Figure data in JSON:
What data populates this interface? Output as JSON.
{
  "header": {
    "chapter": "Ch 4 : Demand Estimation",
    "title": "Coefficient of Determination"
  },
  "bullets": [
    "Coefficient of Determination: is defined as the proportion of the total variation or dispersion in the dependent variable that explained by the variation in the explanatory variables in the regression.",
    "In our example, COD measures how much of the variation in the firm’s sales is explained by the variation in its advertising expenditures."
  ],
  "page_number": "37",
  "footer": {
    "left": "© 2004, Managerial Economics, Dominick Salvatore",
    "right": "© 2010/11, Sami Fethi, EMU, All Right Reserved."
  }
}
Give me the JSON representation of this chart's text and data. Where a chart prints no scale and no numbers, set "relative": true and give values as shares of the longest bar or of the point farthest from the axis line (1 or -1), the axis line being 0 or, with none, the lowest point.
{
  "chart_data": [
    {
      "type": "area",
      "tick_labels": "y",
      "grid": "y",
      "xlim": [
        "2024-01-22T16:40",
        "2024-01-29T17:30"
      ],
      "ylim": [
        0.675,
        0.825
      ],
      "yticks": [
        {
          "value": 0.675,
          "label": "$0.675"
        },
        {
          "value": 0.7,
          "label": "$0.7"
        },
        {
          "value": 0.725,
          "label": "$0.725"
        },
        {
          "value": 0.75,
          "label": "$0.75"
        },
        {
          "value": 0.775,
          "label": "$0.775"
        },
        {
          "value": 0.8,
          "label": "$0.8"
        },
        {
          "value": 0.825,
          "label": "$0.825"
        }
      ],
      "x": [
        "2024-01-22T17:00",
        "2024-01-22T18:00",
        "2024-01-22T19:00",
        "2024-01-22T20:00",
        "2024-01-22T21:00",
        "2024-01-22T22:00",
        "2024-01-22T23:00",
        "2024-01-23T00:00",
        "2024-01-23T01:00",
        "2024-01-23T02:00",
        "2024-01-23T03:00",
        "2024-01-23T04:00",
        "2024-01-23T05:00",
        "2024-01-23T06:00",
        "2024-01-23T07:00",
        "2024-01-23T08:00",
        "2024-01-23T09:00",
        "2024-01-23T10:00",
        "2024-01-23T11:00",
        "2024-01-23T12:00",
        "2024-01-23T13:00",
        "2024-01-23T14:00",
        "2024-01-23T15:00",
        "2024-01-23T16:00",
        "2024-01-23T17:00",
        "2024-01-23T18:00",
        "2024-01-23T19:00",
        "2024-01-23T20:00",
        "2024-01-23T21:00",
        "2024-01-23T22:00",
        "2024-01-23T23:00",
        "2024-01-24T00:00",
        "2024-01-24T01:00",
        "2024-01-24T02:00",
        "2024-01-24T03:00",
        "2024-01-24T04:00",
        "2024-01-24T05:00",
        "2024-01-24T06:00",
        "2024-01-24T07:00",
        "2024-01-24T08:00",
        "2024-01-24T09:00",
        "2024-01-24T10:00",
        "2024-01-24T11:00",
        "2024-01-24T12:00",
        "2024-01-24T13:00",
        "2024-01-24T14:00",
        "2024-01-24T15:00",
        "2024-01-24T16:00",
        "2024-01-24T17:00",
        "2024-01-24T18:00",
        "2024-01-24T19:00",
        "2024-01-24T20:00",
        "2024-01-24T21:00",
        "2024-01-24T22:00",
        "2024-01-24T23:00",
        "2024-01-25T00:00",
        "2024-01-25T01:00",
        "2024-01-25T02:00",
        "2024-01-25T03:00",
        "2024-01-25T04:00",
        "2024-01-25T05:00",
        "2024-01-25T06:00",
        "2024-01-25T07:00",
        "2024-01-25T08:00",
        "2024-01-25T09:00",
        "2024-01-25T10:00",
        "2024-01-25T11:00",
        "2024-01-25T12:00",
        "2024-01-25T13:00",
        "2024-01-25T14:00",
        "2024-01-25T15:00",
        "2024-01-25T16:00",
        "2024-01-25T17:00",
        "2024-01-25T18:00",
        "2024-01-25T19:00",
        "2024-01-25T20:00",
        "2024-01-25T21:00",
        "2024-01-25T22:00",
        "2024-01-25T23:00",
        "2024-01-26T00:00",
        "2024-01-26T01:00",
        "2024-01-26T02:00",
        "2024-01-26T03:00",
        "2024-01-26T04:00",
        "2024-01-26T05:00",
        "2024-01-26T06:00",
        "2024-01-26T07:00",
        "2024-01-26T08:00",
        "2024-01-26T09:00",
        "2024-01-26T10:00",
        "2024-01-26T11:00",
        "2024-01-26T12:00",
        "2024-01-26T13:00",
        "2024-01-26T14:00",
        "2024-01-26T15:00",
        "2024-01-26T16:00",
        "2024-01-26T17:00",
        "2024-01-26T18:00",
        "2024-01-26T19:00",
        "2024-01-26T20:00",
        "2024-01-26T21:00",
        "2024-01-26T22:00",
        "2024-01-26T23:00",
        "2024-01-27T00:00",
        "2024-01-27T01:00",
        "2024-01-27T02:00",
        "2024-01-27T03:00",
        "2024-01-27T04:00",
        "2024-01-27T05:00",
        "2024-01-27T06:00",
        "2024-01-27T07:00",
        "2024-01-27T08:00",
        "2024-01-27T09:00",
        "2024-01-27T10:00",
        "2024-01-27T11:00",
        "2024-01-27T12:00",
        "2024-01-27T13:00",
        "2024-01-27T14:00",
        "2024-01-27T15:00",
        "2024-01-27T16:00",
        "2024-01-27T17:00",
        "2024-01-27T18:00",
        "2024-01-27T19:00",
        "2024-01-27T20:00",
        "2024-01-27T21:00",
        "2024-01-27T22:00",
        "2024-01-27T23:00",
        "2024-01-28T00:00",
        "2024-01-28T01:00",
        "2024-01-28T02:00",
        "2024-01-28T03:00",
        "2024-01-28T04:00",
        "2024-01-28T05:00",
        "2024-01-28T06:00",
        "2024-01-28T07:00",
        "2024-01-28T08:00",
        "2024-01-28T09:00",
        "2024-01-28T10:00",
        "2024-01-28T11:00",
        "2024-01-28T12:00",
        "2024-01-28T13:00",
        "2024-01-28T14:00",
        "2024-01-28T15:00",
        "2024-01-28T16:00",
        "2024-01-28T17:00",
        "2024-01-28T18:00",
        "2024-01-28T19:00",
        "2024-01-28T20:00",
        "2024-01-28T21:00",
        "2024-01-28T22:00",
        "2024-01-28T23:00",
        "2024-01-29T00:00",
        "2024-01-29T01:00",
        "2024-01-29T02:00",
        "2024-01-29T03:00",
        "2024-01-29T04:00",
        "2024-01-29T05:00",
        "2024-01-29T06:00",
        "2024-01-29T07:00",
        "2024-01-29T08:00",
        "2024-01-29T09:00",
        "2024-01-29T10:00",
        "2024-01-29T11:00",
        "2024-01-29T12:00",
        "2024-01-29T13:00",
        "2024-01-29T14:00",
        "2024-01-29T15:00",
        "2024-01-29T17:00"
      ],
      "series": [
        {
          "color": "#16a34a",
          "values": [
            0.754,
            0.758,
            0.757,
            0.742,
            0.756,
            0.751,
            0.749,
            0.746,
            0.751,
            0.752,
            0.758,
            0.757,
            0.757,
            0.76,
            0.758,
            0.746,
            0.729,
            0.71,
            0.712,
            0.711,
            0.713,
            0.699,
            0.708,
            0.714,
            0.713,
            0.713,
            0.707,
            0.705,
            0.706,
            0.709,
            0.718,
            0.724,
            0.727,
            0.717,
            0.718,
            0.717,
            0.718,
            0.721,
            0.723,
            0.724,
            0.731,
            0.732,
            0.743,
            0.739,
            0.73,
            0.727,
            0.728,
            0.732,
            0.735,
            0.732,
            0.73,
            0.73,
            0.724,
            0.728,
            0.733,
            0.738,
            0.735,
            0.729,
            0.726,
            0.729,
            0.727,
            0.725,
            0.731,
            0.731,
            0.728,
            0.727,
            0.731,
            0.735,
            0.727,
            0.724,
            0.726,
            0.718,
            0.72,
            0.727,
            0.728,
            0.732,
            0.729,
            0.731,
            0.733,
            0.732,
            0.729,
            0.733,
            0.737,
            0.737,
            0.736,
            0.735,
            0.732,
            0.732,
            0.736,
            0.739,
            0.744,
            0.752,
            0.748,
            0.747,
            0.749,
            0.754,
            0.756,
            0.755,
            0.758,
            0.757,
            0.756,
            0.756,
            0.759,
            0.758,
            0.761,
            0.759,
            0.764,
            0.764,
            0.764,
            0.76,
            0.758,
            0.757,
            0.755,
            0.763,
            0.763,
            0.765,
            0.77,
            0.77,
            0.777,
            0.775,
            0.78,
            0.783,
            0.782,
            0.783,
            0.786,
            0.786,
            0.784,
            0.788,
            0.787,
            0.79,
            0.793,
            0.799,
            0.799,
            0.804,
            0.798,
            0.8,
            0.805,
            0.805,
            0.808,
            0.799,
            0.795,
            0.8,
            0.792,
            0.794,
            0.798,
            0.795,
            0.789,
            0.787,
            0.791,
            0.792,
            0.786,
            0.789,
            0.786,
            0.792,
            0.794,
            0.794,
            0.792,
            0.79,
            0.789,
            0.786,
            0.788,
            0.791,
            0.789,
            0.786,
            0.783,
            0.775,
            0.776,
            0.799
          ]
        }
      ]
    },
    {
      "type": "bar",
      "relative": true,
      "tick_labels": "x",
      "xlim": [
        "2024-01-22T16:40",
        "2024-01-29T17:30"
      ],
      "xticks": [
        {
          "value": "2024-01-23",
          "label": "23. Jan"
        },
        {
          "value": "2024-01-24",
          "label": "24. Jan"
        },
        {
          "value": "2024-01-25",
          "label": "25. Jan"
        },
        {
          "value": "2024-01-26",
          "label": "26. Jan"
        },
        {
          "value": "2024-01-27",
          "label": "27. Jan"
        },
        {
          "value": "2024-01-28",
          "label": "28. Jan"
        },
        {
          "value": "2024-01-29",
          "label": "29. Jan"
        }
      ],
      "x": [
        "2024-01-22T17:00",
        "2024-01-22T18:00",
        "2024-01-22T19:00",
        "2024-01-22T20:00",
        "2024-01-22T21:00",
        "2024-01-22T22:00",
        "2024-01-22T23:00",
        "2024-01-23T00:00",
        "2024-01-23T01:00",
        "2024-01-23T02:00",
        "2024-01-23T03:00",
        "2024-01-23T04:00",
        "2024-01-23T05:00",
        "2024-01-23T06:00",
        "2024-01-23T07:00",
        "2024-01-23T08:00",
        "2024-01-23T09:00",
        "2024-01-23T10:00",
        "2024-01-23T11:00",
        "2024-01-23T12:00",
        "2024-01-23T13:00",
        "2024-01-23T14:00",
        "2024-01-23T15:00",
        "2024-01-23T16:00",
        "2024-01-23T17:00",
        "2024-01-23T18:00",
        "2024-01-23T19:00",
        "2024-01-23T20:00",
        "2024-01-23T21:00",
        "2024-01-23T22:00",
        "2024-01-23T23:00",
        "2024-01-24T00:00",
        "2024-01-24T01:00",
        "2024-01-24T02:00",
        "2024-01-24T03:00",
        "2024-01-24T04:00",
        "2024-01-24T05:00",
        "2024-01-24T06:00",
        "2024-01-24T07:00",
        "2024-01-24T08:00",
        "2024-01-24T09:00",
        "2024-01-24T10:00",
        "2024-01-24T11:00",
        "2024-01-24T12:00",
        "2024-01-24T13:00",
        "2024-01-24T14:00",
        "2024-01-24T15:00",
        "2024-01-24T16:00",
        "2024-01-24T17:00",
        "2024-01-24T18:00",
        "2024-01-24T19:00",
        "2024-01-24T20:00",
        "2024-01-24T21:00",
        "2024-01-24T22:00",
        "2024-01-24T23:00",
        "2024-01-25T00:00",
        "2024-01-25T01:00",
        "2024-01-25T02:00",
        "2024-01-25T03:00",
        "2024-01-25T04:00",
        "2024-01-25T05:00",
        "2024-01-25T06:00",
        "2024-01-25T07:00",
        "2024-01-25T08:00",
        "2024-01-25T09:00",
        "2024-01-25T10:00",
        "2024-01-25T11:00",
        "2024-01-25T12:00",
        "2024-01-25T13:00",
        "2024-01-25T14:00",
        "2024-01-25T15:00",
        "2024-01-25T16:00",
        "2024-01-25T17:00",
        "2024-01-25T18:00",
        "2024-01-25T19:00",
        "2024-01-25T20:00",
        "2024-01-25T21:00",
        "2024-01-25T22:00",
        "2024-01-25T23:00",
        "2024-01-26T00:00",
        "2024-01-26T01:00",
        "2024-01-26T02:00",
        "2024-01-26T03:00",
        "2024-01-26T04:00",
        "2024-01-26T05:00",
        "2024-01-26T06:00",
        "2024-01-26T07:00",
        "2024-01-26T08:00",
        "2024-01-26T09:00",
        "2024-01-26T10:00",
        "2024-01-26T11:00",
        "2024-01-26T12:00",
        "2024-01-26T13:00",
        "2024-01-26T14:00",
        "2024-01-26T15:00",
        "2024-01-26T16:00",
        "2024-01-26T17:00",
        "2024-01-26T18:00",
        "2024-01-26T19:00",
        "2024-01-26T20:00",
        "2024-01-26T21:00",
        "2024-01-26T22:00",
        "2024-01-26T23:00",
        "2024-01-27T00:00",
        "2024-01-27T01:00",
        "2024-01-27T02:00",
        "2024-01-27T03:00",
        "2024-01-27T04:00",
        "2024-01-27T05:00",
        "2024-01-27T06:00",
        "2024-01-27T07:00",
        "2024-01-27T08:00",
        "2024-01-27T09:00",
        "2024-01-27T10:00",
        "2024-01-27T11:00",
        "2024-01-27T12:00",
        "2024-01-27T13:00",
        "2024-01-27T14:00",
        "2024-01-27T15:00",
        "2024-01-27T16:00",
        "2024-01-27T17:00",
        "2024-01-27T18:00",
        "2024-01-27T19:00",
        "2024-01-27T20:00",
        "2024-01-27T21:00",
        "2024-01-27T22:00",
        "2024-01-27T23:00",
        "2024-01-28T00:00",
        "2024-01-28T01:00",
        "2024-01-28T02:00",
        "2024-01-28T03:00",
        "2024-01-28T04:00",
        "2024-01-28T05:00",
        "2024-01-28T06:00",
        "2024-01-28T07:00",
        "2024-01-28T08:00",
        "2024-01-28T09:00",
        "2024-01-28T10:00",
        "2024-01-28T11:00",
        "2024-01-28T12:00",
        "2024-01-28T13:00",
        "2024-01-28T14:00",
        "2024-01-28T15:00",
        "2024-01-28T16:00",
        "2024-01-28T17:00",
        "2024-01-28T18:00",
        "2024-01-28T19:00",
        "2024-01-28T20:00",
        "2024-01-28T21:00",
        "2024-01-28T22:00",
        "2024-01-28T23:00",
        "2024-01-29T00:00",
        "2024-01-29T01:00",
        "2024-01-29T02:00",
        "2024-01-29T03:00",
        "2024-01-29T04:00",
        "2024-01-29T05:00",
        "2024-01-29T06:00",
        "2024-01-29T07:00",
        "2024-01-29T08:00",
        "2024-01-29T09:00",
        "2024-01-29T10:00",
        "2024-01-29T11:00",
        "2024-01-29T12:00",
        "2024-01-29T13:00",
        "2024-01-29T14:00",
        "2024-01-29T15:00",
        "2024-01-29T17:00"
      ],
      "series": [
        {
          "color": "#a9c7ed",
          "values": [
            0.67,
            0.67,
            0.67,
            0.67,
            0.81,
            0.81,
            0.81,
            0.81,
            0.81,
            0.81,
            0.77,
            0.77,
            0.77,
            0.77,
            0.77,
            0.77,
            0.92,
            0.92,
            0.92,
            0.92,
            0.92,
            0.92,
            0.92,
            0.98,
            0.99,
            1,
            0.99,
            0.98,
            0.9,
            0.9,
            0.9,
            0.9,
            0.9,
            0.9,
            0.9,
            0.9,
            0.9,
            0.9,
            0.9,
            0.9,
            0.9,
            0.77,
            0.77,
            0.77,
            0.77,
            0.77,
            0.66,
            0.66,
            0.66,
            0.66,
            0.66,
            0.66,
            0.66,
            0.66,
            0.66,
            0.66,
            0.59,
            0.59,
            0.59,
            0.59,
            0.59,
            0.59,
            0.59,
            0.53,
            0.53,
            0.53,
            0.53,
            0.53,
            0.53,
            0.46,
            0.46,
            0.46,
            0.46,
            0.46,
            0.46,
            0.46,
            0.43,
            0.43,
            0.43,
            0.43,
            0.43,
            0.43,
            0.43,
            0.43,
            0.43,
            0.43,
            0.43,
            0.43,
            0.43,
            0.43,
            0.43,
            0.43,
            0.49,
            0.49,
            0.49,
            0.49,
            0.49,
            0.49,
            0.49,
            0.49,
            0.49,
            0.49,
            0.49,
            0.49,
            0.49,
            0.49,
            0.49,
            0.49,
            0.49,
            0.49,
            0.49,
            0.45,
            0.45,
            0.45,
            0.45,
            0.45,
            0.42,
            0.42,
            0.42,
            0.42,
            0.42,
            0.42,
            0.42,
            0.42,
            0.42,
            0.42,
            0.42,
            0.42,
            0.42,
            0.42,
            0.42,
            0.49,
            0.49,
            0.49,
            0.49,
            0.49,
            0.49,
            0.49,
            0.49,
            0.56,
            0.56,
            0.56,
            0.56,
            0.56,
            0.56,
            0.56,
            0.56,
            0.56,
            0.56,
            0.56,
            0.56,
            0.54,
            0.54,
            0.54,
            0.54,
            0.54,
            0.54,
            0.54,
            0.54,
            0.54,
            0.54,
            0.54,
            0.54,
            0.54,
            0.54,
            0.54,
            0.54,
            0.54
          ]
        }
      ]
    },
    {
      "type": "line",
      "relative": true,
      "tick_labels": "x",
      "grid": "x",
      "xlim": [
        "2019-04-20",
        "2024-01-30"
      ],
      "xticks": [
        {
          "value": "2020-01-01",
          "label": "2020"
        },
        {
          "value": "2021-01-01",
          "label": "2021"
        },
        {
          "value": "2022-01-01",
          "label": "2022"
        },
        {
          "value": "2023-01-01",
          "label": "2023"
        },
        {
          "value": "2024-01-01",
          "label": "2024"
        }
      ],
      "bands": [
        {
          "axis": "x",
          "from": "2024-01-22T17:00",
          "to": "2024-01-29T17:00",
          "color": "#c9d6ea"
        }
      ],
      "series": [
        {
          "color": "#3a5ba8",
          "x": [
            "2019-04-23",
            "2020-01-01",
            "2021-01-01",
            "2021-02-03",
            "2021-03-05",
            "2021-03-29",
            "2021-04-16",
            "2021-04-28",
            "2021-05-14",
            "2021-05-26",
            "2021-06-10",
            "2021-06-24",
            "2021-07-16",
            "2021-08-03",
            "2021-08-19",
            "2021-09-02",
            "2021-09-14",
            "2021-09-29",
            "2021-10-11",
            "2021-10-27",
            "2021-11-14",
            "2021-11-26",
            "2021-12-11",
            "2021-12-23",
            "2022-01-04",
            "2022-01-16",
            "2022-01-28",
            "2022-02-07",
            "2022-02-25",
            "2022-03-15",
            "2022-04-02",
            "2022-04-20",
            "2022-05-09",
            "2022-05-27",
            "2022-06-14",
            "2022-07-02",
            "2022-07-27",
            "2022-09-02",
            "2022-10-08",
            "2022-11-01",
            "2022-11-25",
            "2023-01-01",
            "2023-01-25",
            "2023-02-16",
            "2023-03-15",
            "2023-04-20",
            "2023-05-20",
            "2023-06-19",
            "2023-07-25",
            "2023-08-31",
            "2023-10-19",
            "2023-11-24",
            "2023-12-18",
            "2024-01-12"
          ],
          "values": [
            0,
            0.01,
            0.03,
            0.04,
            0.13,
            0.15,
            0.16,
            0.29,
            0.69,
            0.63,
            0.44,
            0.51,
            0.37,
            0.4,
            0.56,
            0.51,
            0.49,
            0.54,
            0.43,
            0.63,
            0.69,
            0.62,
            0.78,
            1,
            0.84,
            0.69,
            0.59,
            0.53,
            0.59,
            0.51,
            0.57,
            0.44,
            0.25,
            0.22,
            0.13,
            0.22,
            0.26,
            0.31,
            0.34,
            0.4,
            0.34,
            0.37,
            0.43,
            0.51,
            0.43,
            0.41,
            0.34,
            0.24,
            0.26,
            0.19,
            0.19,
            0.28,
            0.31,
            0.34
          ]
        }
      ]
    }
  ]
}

Task description: Leave out every line without the string "Determination" and copy the rest.

Task result:
    "title": "Coefficient of Determination"
    "Coefficient of Determination: is defined as the proportion of the total variation or dispersion in the dependent variable that explained by the variation in the explanatory variables in the regression.",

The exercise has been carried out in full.